Input for this task:
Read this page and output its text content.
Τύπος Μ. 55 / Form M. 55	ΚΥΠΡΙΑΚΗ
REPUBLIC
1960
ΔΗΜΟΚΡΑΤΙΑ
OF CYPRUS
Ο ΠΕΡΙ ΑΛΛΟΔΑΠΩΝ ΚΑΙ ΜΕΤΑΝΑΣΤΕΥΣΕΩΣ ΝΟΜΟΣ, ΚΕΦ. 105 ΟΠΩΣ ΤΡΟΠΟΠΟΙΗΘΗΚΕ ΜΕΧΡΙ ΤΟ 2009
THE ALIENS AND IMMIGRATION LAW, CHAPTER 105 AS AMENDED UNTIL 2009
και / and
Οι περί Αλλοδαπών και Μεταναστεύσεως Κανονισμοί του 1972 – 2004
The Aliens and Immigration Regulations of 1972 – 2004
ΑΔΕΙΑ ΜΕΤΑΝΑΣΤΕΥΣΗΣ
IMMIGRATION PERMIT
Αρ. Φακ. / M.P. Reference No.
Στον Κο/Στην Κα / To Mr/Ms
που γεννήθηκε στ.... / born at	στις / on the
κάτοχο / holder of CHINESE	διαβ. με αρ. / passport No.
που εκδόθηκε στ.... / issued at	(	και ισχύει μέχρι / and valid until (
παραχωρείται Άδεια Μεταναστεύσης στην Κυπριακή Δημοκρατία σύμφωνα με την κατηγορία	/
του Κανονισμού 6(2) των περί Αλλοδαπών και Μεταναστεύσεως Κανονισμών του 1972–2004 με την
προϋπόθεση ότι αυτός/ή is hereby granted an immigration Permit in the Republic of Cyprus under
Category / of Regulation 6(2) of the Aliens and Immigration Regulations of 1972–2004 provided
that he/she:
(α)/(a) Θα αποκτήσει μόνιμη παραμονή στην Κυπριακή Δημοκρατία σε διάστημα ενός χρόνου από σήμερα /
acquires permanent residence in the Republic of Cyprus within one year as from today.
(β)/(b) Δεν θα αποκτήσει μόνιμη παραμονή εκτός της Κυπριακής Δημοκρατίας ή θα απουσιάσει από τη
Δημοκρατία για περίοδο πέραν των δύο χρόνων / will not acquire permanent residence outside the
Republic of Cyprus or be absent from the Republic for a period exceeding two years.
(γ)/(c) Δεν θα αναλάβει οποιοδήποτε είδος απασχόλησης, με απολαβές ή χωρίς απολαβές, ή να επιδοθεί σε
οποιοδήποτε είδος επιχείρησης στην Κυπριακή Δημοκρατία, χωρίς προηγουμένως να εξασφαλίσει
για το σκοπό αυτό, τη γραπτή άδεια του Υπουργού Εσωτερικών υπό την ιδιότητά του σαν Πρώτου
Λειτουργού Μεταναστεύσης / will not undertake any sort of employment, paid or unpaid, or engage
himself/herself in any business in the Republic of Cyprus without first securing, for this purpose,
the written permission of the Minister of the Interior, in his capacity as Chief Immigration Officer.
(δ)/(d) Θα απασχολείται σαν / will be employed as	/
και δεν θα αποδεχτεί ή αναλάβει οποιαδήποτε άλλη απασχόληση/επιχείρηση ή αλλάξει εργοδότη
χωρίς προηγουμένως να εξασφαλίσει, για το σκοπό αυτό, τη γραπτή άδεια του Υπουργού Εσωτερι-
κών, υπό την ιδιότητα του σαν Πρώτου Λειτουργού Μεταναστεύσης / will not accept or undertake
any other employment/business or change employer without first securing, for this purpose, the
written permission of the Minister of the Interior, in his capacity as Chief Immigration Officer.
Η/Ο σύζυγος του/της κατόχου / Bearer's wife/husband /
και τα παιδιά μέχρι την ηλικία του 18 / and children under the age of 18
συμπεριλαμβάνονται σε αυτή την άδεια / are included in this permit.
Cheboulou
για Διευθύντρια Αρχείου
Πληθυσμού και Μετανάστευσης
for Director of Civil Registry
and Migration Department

Task instructions: Write an exact transcription of every entry above.

Expected output:
Read this page and output its text content.
Τύπος Μ. 55 / Form M. 55	ΚΥΠΡΙΑΚΗ
REPUBLIC
1960
ΔΗΜΟΚΡΑΤΙΑ
OF CYPRUS
Ο ΠΕΡΙ ΑΛΛΟΔΑΠΩΝ ΚΑΙ ΜΕΤΑΝΑΣΤΕΥΣΕΩΣ ΝΟΜΟΣ, ΚΕΦ. 105 ΟΠΩΣ ΤΡΟΠΟΠΟΙΗΘΗΚΕ ΜΕΧΡΙ ΤΟ 2009
THE ALIENS AND IMMIGRATION LAW, CHAPTER 105 AS AMENDED UNTIL 2009
και / and
Οι περί Αλλοδαπών και Μεταναστεύσεως Κανονισμοί του 1972 – 2004
The Aliens and Immigration Regulations of 1972 – 2004
ΑΔΕΙΑ ΜΕΤΑΝΑΣΤΕΥΣΗΣ
IMMIGRATION PERMIT
Αρ. Φακ. / M.P. Reference No.
Στον Κο/Στην Κα / To Mr/Ms
που γεννήθηκε στ.... / born at	στις / on the
κάτοχο / holder of CHINESE	διαβ. με αρ. / passport No.
που εκδόθηκε στ.... / issued at	(	και ισχύει μέχρι / and valid until (
παραχωρείται Άδεια Μεταναστεύσης στην Κυπριακή Δημοκρατία σύμφωνα με την κατηγορία	/
του Κανονισμού 6(2) των περί Αλλοδαπών και Μεταναστεύσεως Κανονισμών του 1972–2004 με την
προϋπόθεση ότι αυτός/ή is hereby granted an immigration Permit in the Republic of Cyprus under
Category / of Regulation 6(2) of the Aliens and Immigration Regulations of 1972–2004 provided
that he/she:
(α)/(a) Θα αποκτήσει μόνιμη παραμονή στην Κυπριακή Δημοκρατία σε διάστημα ενός χρόνου από σήμερα /
acquires permanent residence in the Republic of Cyprus within one year as from today.
(β)/(b) Δεν θα αποκτήσει μόνιμη παραμονή εκτός της Κυπριακής Δημοκρατίας ή θα απουσιάσει από τη
Δημοκρατία για περίοδο πέραν των δύο χρόνων / will not acquire permanent residence outside the
Republic of Cyprus or be absent from the Republic for a period exceeding two years.
(γ)/(c) Δεν θα αναλάβει οποιοδήποτε είδος απασχόλησης, με απολαβές ή χωρίς απολαβές, ή να επιδοθεί σε
οποιοδήποτε είδος επιχείρησης στην Κυπριακή Δημοκρατία, χωρίς προηγουμένως να εξασφαλίσει
για το σκοπό αυτό, τη γραπτή άδεια του Υπουργού Εσωτερικών υπό την ιδιότητά του σαν Πρώτου
Λειτουργού Μεταναστεύσης / will not undertake any sort of employment, paid or unpaid, or engage
himself/herself in any business in the Republic of Cyprus without first securing, for this purpose,
the written permission of the Minister of the Interior, in his capacity as Chief Immigration Officer.
(δ)/(d) Θα απασχολείται σαν / will be employed as	/
και δεν θα αποδεχτεί ή αναλάβει οποιαδήποτε άλλη απασχόληση/επιχείρηση ή αλλάξει εργοδότη
χωρίς προηγουμένως να εξασφαλίσει, για το σκοπό αυτό, τη γραπτή άδεια του Υπουργού Εσωτερι-
κών, υπό την ιδιότητα του σαν Πρώτου Λειτουργού Μεταναστεύσης / will not accept or undertake
any other employment/business or change employer without first securing, for this purpose, the
written permission of the Minister of the Interior, in his capacity as Chief Immigration Officer.
Η/Ο σύζυγος του/της κατόχου / Bearer's wife/husband /
και τα παιδιά μέχρι την ηλικία του 18 / and children under the age of 18
συμπεριλαμβάνονται σε αυτή την άδεια / are included in this permit.
Cheboulou
για Διευθύντρια Αρχείου
Πληθυσμού και Μετανάστευσης
for Director of Civil Registry
and Migration Department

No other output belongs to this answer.